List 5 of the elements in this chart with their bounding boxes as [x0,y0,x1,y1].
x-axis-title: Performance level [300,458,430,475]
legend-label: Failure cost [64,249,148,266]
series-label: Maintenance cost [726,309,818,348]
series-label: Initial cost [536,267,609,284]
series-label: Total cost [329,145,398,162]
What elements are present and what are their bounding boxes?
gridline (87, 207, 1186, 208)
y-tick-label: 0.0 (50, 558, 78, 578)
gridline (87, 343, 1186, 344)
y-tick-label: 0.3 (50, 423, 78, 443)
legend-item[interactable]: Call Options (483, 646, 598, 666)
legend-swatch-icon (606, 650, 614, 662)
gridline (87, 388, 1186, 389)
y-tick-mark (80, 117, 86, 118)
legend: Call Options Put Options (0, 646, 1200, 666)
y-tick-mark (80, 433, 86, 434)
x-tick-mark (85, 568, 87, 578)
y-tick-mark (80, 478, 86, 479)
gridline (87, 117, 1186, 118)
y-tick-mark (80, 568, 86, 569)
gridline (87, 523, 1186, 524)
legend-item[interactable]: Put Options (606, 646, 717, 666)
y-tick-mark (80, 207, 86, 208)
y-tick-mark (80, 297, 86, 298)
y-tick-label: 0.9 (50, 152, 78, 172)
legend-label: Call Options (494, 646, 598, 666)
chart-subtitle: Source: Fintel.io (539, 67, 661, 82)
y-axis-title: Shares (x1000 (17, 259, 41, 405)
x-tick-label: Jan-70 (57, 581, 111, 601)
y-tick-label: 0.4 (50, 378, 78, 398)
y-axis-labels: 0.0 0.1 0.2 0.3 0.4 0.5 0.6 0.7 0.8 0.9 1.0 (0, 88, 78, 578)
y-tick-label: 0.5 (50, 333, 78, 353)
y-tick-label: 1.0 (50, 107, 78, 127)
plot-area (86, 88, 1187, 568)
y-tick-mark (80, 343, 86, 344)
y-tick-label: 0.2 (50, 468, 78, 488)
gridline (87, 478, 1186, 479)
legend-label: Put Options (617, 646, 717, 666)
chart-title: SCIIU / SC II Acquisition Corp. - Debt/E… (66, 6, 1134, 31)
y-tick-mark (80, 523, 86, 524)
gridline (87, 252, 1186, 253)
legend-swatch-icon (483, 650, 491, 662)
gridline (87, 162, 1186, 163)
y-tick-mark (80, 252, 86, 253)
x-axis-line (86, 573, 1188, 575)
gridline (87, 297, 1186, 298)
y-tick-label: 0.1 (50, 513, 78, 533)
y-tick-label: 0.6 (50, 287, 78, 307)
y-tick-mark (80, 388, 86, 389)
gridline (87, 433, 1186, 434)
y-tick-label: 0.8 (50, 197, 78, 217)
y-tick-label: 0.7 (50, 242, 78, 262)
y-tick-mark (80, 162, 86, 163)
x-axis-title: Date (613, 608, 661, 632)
***
__Deine Aufgabe__: Schreib alle Datensätze oben Zeile für Zeile ab, ohne etwas daran zu ändern.

__Antwort zur Aufgabe__:
List 5 of the elements in this chart with their bounding boxes as [x0,y0,x1,y1].
x-axis-title: Performance level [300,458,430,475]
legend-label: Failure cost [64,249,148,266]
series-label: Maintenance cost [726,309,818,348]
series-label: Initial cost [536,267,609,284]
series-label: Total cost [329,145,398,162]
What elements are present and what are their bounding boxes?
gridline (87, 207, 1186, 208)
y-tick-label: 0.0 (50, 558, 78, 578)
gridline (87, 343, 1186, 344)
y-tick-label: 0.3 (50, 423, 78, 443)
legend-item[interactable]: Call Options (483, 646, 598, 666)
legend-swatch-icon (606, 650, 614, 662)
gridline (87, 388, 1186, 389)
y-tick-mark (80, 117, 86, 118)
legend: Call Options Put Options (0, 646, 1200, 666)
y-tick-mark (80, 433, 86, 434)
x-tick-mark (85, 568, 87, 578)
y-tick-mark (80, 478, 86, 479)
gridline (87, 117, 1186, 118)
y-tick-mark (80, 568, 86, 569)
gridline (87, 523, 1186, 524)
legend-item[interactable]: Put Options (606, 646, 717, 666)
y-tick-mark (80, 207, 86, 208)
y-tick-mark (80, 297, 86, 298)
y-tick-label: 0.9 (50, 152, 78, 172)
legend-label: Call Options (494, 646, 598, 666)
chart-subtitle: Source: Fintel.io (539, 67, 661, 82)
y-axis-title: Shares (x1000 (17, 259, 41, 405)
x-tick-label: Jan-70 (57, 581, 111, 601)
y-tick-label: 0.4 (50, 378, 78, 398)
y-axis-labels: 0.0 0.1 0.2 0.3 0.4 0.5 0.6 0.7 0.8 0.9 1.0 (0, 88, 78, 578)
y-tick-label: 0.5 (50, 333, 78, 353)
y-tick-label: 1.0 (50, 107, 78, 127)
plot-area (86, 88, 1187, 568)
y-tick-mark (80, 343, 86, 344)
y-tick-label: 0.2 (50, 468, 78, 488)
gridline (87, 478, 1186, 479)
legend-label: Put Options (617, 646, 717, 666)
chart-title: SCIIU / SC II Acquisition Corp. - Debt/E… (66, 6, 1134, 31)
y-tick-mark (80, 523, 86, 524)
gridline (87, 252, 1186, 253)
legend-swatch-icon (483, 650, 491, 662)
gridline (87, 162, 1186, 163)
y-tick-mark (80, 252, 86, 253)
x-axis-line (86, 573, 1188, 575)
gridline (87, 297, 1186, 298)
y-tick-label: 0.1 (50, 513, 78, 533)
y-tick-label: 0.6 (50, 287, 78, 307)
y-tick-mark (80, 388, 86, 389)
gridline (87, 433, 1186, 434)
y-tick-label: 0.8 (50, 197, 78, 217)
y-tick-label: 0.7 (50, 242, 78, 262)
y-tick-mark (80, 162, 86, 163)
x-axis-title: Date (613, 608, 661, 632)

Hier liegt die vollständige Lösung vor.